%%

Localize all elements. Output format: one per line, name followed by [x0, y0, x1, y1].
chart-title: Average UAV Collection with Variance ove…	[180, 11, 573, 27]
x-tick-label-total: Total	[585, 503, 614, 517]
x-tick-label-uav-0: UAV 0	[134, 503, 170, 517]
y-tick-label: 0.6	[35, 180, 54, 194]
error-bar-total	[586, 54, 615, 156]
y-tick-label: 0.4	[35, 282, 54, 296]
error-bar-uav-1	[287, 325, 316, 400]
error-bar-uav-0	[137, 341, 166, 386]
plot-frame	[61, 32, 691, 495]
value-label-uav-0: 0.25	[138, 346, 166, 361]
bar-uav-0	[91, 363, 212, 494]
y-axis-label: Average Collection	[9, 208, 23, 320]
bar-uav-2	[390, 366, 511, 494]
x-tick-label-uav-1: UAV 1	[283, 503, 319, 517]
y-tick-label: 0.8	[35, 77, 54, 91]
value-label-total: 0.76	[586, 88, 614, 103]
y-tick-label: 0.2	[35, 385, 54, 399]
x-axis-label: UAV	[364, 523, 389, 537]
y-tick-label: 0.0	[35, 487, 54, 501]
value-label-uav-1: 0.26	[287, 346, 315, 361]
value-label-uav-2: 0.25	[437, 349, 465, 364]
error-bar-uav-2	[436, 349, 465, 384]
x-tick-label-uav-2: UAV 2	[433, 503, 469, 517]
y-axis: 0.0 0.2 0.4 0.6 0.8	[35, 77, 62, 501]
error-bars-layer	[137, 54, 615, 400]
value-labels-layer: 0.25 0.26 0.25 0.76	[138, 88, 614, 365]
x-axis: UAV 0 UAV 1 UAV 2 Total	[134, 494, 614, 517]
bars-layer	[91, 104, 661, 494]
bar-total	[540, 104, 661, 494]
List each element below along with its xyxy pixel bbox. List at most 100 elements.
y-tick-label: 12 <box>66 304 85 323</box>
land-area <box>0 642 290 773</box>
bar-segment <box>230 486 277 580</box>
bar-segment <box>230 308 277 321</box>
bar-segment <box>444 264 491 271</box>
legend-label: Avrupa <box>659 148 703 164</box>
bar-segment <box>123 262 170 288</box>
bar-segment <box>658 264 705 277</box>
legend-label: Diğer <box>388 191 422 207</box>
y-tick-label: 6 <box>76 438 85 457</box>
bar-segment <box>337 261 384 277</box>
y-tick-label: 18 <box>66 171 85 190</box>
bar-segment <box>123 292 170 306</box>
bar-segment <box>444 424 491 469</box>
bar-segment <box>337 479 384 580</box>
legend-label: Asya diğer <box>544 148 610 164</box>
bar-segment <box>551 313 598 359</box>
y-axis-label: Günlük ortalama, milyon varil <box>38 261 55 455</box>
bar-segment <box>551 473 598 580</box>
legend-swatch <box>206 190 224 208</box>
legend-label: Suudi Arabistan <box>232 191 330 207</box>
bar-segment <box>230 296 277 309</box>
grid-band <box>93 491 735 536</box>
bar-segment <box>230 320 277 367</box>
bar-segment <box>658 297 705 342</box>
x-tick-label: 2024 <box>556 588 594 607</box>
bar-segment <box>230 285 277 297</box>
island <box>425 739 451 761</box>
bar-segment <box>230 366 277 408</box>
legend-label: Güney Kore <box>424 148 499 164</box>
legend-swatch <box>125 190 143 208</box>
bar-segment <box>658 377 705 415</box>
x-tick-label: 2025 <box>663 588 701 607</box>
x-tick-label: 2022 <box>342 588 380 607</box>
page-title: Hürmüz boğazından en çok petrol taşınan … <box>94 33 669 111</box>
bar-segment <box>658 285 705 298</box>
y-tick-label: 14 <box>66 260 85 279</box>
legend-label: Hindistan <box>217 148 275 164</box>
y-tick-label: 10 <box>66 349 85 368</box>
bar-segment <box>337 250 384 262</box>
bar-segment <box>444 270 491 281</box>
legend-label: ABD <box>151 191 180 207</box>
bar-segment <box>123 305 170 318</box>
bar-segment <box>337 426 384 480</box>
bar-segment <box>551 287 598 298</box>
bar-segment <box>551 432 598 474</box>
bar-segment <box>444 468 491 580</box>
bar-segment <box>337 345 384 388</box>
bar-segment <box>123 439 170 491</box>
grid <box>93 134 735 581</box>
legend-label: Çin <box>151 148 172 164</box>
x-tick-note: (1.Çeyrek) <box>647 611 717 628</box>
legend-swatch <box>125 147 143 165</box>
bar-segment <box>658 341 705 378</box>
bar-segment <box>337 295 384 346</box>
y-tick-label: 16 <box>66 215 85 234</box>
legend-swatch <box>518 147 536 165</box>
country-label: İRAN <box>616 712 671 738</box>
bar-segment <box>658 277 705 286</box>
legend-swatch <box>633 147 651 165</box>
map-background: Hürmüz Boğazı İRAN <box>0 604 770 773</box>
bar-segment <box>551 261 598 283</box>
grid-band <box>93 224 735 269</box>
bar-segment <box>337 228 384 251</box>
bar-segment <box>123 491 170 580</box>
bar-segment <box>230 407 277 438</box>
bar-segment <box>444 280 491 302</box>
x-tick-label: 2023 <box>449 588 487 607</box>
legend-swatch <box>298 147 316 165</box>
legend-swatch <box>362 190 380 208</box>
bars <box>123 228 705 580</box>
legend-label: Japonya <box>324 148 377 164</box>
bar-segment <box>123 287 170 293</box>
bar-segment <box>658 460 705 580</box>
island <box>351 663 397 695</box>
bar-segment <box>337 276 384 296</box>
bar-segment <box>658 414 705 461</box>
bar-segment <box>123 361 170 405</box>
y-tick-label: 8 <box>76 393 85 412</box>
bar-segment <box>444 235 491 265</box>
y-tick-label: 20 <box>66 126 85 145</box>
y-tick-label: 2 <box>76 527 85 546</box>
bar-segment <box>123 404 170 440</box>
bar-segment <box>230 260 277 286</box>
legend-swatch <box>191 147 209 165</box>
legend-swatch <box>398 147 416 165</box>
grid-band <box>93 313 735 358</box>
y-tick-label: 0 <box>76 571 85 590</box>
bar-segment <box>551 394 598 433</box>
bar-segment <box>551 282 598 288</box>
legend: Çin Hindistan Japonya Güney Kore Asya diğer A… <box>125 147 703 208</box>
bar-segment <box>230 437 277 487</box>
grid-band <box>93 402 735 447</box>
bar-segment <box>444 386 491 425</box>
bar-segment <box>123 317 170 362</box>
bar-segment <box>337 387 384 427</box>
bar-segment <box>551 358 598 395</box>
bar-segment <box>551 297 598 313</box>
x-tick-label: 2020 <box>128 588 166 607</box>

%%

- [Prompt]:
Rewrite all the entries above, swapping every "y-tick-label" for "y-axis-tick" and leaving everything else unchanged.

- [Solution]:
Localize all elements. Output format: one per line, name followed by [x0, y0, x1, y1].
chart-title: Average UAV Collection with Variance ove…	[180, 11, 573, 27]
x-tick-label-total: Total	[585, 503, 614, 517]
x-tick-label-uav-0: UAV 0	[134, 503, 170, 517]
y-axis-tick: 0.6	[35, 180, 54, 194]
error-bar-total	[586, 54, 615, 156]
y-axis-tick: 0.4	[35, 282, 54, 296]
error-bar-uav-1	[287, 325, 316, 400]
error-bar-uav-0	[137, 341, 166, 386]
plot-frame	[61, 32, 691, 495]
value-label-uav-0: 0.25	[138, 346, 166, 361]
bar-uav-0	[91, 363, 212, 494]
y-axis-label: Average Collection	[9, 208, 23, 320]
bar-uav-2	[390, 366, 511, 494]
x-tick-label-uav-1: UAV 1	[283, 503, 319, 517]
y-axis-tick: 0.8	[35, 77, 54, 91]
value-label-total: 0.76	[586, 88, 614, 103]
y-axis-tick: 0.2	[35, 385, 54, 399]
x-axis-label: UAV	[364, 523, 389, 537]
y-axis-tick: 0.0	[35, 487, 54, 501]
value-label-uav-1: 0.26	[287, 346, 315, 361]
value-label-uav-2: 0.25	[437, 349, 465, 364]
error-bar-uav-2	[436, 349, 465, 384]
x-tick-label-uav-2: UAV 2	[433, 503, 469, 517]
y-axis: 0.0 0.2 0.4 0.6 0.8	[35, 77, 62, 501]
error-bars-layer	[137, 54, 615, 400]
value-labels-layer: 0.25 0.26 0.25 0.76	[138, 88, 614, 365]
x-axis: UAV 0 UAV 1 UAV 2 Total	[134, 494, 614, 517]
bars-layer	[91, 104, 661, 494]
bar-total	[540, 104, 661, 494]
List each element below along with its xyxy pixel bbox. List at most 100 elements.
y-axis-tick: 12 <box>66 304 85 323</box>
land-area <box>0 642 290 773</box>
bar-segment <box>230 486 277 580</box>
bar-segment <box>230 308 277 321</box>
bar-segment <box>444 264 491 271</box>
legend-label: Avrupa <box>659 148 703 164</box>
bar-segment <box>123 262 170 288</box>
bar-segment <box>658 264 705 277</box>
legend-label: Diğer <box>388 191 422 207</box>
y-axis-tick: 6 <box>76 438 85 457</box>
bar-segment <box>337 261 384 277</box>
y-axis-tick: 18 <box>66 171 85 190</box>
bar-segment <box>123 292 170 306</box>
bar-segment <box>444 424 491 469</box>
bar-segment <box>337 479 384 580</box>
legend-label: Asya diğer <box>544 148 610 164</box>
bar-segment <box>551 313 598 359</box>
y-axis-label: Günlük ortalama, milyon varil <box>38 261 55 455</box>
bar-segment <box>551 473 598 580</box>
legend-swatch <box>206 190 224 208</box>
legend-label: Suudi Arabistan <box>232 191 330 207</box>
bar-segment <box>230 296 277 309</box>
grid-band <box>93 491 735 536</box>
bar-segment <box>230 320 277 367</box>
bar-segment <box>658 297 705 342</box>
x-tick-label: 2024 <box>556 588 594 607</box>
bar-segment <box>230 285 277 297</box>
island <box>425 739 451 761</box>
bar-segment <box>230 366 277 408</box>
legend-label: Güney Kore <box>424 148 499 164</box>
legend-swatch <box>125 190 143 208</box>
bar-segment <box>658 377 705 415</box>
x-tick-label: 2025 <box>663 588 701 607</box>
x-tick-label: 2022 <box>342 588 380 607</box>
page-title: Hürmüz boğazından en çok petrol taşınan … <box>94 33 669 111</box>
bar-segment <box>658 285 705 298</box>
y-axis-tick: 14 <box>66 260 85 279</box>
legend-label: Hindistan <box>217 148 275 164</box>
y-axis-tick: 10 <box>66 349 85 368</box>
bar-segment <box>337 250 384 262</box>
bar-segment <box>444 270 491 281</box>
legend-label: ABD <box>151 191 180 207</box>
bar-segment <box>123 305 170 318</box>
bar-segment <box>337 426 384 480</box>
bar-segment <box>551 287 598 298</box>
bar-segment <box>551 432 598 474</box>
bar-segment <box>444 468 491 580</box>
bar-segment <box>337 345 384 388</box>
bar-segment <box>123 439 170 491</box>
grid <box>93 134 735 581</box>
legend-label: Çin <box>151 148 172 164</box>
x-tick-note: (1.Çeyrek) <box>647 611 717 628</box>
legend-swatch <box>125 147 143 165</box>
bar-segment <box>658 341 705 378</box>
bar-segment <box>337 295 384 346</box>
y-axis-tick: 16 <box>66 215 85 234</box>
legend-swatch <box>518 147 536 165</box>
country-label: İRAN <box>616 712 671 738</box>
bar-segment <box>658 277 705 286</box>
legend-swatch <box>633 147 651 165</box>
map-background: Hürmüz Boğazı İRAN <box>0 604 770 773</box>
bar-segment <box>551 261 598 283</box>
grid-band <box>93 224 735 269</box>
bar-segment <box>337 228 384 251</box>
bar-segment <box>123 491 170 580</box>
bar-segment <box>230 407 277 438</box>
bar-segment <box>444 280 491 302</box>
x-tick-label: 2023 <box>449 588 487 607</box>
legend-swatch <box>298 147 316 165</box>
legend-swatch <box>362 190 380 208</box>
bars <box>123 228 705 580</box>
legend-label: Japonya <box>324 148 377 164</box>
bar-segment <box>123 287 170 293</box>
bar-segment <box>658 460 705 580</box>
island <box>351 663 397 695</box>
bar-segment <box>337 276 384 296</box>
bar-segment <box>658 414 705 461</box>
bar-segment <box>123 361 170 405</box>
y-axis-tick: 8 <box>76 393 85 412</box>
bar-segment <box>444 235 491 265</box>
y-axis-tick: 20 <box>66 126 85 145</box>
y-axis-tick: 2 <box>76 527 85 546</box>
bar-segment <box>123 404 170 440</box>
bar-segment <box>230 260 277 286</box>
legend-swatch <box>191 147 209 165</box>
legend-swatch <box>398 147 416 165</box>
grid-band <box>93 313 735 358</box>
y-axis-tick: 0 <box>76 571 85 590</box>
bar-segment <box>551 394 598 433</box>
bar-segment <box>551 282 598 288</box>
legend: Çin Hindistan Japonya Güney Kore Asya diğer A… <box>125 147 703 208</box>
bar-segment <box>230 437 277 487</box>
grid-band <box>93 402 735 447</box>
bar-segment <box>444 386 491 425</box>
bar-segment <box>123 317 170 362</box>
bar-segment <box>337 387 384 427</box>
bar-segment <box>551 358 598 395</box>
bar-segment <box>551 297 598 313</box>
x-tick-label: 2020 <box>128 588 166 607</box>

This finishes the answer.